» **AVAILABLE DATA**:
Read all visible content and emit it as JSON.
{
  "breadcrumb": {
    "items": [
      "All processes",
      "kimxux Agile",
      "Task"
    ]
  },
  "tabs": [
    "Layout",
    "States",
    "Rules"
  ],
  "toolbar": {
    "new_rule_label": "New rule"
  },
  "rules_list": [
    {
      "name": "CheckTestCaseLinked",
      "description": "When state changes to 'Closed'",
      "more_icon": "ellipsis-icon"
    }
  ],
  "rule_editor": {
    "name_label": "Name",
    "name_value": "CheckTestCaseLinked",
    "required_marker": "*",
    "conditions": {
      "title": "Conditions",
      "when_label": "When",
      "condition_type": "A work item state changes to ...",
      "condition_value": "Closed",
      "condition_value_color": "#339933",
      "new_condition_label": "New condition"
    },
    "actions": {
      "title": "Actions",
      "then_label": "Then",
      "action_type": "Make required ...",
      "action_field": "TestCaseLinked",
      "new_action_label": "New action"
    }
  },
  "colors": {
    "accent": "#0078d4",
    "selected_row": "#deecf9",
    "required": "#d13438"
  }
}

» **WORK TO DO**:
All of the lines above need to be given again exactly.

» **REPLY TO THE TASK**:
Read all visible content and emit it as JSON.
{
  "breadcrumb": {
    "items": [
      "All processes",
      "kimxux Agile",
      "Task"
    ]
  },
  "tabs": [
    "Layout",
    "States",
    "Rules"
  ],
  "toolbar": {
    "new_rule_label": "New rule"
  },
  "rules_list": [
    {
      "name": "CheckTestCaseLinked",
      "description": "When state changes to 'Closed'",
      "more_icon": "ellipsis-icon"
    }
  ],
  "rule_editor": {
    "name_label": "Name",
    "name_value": "CheckTestCaseLinked",
    "required_marker": "*",
    "conditions": {
      "title": "Conditions",
      "when_label": "When",
      "condition_type": "A work item state changes to ...",
      "condition_value": "Closed",
      "condition_value_color": "#339933",
      "new_condition_label": "New condition"
    },
    "actions": {
      "title": "Actions",
      "then_label": "Then",
      "action_type": "Make required ...",
      "action_field": "TestCaseLinked",
      "new_action_label": "New action"
    }
  },
  "colors": {
    "accent": "#0078d4",
    "selected_row": "#deecf9",
    "required": "#d13438"
  }
}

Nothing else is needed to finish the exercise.